───── MATERIAL PROVIDED ─────
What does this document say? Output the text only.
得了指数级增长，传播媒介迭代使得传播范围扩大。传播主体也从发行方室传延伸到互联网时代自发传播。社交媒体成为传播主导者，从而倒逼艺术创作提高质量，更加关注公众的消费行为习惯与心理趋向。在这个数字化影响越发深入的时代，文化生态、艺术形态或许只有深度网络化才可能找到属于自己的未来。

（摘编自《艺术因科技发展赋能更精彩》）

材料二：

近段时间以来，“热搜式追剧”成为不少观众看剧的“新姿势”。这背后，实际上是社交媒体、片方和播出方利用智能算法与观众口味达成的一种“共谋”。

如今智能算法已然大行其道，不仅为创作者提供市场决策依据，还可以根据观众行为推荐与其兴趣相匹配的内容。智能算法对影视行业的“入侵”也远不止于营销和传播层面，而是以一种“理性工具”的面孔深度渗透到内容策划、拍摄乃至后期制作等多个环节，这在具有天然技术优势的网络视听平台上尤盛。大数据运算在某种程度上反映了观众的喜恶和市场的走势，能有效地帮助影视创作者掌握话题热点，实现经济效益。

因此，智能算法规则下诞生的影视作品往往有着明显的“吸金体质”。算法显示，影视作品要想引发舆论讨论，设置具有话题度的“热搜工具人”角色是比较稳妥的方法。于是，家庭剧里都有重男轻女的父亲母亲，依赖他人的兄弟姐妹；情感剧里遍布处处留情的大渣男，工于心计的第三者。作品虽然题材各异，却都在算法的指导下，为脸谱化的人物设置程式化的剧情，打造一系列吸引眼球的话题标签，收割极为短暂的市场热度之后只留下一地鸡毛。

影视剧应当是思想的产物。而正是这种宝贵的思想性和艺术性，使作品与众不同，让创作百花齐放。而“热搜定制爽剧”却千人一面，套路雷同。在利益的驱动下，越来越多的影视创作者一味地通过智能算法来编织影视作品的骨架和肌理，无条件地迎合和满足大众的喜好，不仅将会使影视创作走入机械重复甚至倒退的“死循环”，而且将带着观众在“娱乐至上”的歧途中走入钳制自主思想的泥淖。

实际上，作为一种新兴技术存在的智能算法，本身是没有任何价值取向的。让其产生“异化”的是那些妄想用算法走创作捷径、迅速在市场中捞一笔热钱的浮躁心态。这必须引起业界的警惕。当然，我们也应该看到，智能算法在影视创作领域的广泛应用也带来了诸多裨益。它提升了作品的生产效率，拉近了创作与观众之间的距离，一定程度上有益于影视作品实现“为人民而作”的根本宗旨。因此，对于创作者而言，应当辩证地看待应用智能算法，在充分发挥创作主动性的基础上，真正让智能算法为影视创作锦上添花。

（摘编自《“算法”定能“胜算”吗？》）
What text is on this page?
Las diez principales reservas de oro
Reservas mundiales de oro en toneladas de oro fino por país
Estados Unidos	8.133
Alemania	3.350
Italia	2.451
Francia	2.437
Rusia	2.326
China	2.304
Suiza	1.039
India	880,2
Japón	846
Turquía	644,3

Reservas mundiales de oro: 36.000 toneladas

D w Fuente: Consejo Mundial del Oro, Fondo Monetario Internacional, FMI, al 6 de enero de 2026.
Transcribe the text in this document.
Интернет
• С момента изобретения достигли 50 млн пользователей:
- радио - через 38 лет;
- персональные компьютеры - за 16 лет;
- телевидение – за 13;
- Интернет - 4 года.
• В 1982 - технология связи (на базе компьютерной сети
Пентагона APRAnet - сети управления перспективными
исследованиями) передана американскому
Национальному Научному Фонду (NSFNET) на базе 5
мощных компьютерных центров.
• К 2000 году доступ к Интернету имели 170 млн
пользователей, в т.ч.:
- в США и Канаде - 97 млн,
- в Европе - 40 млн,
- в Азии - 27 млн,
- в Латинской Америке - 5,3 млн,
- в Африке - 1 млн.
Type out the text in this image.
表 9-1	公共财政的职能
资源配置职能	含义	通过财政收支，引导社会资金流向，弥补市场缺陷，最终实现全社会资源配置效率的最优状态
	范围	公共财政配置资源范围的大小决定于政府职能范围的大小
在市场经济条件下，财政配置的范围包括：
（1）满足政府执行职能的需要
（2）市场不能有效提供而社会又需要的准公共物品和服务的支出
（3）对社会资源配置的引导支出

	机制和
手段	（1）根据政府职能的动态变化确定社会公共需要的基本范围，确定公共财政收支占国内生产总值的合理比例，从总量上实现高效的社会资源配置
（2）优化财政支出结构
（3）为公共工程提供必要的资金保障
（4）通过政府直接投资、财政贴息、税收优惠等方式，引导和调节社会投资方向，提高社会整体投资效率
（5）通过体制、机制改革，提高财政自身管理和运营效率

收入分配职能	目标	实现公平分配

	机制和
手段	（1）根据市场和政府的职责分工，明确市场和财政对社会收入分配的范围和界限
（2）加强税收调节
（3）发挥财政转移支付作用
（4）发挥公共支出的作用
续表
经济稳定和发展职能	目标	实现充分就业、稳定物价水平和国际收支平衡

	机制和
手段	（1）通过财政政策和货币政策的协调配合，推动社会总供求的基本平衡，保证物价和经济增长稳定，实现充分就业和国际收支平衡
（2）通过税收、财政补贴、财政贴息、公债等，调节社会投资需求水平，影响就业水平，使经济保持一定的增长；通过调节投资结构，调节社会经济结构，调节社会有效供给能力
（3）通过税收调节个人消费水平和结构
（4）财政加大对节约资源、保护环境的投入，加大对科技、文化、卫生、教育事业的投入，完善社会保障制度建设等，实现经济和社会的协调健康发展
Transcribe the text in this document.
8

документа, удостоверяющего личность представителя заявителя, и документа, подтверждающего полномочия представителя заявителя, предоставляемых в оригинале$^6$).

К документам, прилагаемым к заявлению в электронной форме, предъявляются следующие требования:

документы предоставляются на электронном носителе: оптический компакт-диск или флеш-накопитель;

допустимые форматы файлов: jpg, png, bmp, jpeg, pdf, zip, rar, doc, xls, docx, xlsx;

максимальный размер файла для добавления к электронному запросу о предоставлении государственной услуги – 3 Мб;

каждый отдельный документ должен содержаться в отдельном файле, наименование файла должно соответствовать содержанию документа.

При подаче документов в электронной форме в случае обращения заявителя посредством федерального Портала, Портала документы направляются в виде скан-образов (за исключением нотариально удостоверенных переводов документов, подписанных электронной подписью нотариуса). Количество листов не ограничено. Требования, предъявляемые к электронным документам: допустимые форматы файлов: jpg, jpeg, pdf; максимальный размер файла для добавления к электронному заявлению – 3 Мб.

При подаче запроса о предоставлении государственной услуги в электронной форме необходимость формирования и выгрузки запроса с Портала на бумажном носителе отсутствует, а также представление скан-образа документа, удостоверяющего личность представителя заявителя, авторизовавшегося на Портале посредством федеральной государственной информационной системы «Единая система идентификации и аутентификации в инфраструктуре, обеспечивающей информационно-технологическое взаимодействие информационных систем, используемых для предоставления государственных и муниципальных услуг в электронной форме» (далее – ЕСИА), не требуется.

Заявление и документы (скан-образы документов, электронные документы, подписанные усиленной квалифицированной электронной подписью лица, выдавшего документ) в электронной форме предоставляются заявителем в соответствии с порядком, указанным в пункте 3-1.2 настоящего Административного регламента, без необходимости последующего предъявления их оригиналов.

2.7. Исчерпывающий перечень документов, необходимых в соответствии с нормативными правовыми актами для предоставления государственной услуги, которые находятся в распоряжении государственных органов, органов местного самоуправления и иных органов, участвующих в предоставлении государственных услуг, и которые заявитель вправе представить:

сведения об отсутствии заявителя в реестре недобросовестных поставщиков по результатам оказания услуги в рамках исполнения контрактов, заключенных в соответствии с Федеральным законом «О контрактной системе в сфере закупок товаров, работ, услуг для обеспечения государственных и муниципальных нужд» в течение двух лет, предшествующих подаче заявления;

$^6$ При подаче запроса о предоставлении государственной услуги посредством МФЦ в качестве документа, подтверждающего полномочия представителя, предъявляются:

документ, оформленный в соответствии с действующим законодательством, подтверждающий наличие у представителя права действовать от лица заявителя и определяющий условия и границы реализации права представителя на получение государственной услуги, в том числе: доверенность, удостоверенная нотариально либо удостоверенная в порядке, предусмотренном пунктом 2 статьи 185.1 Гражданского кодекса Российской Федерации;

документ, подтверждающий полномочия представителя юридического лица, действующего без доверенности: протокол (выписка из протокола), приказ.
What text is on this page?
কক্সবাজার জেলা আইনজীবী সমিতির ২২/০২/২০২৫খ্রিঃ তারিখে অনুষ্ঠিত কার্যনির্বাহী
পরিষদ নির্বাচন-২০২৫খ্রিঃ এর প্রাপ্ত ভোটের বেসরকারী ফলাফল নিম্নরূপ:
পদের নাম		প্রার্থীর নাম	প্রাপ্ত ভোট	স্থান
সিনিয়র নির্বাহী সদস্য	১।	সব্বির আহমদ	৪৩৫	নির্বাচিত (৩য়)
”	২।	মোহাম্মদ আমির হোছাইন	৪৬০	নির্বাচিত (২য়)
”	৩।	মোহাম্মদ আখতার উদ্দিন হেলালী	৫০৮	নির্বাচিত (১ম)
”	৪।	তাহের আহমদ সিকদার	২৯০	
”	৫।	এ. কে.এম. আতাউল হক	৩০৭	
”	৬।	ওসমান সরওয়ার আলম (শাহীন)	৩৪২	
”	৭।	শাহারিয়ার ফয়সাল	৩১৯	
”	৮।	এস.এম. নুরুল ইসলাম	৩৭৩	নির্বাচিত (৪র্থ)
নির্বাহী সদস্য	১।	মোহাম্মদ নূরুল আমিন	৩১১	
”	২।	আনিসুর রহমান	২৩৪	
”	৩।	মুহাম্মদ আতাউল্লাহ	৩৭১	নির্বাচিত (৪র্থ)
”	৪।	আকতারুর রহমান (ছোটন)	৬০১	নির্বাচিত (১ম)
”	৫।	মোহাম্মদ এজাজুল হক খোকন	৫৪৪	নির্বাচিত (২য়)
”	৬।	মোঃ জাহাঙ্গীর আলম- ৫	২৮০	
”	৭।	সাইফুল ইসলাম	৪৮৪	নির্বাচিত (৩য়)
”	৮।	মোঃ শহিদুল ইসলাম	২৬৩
─────
> _AIM OF THE TASK_: From the records given above, copy all lines containing "лица".

> _WRITTEN ANSWER_:
Заявление и документы (скан-образы документов, электронные документы, подписанные усиленной квалифицированной электронной подписью лица, выдавшего документ) в электронной форме предоставляются заявителем в соответствии с порядком, указанным в пункте 3-1.2 настоящего Административного регламента, без необходимости последующего предъявления их оригиналов.
документ, оформленный в соответствии с действующим законодательством, подтверждающий наличие у представителя права действовать от лица заявителя и определяющий условия и границы реализации права представителя на получение государственной услуги, в том числе: доверенность, удостоверенная нотариально либо удостоверенная в порядке, предусмотренном пунктом 2 статьи 185.1 Гражданского кодекса Российской Федерации;
документ, подтверждающий полномочия представителя юридического лица, действующего без доверенности: протокол (выписка из протокола), приказ.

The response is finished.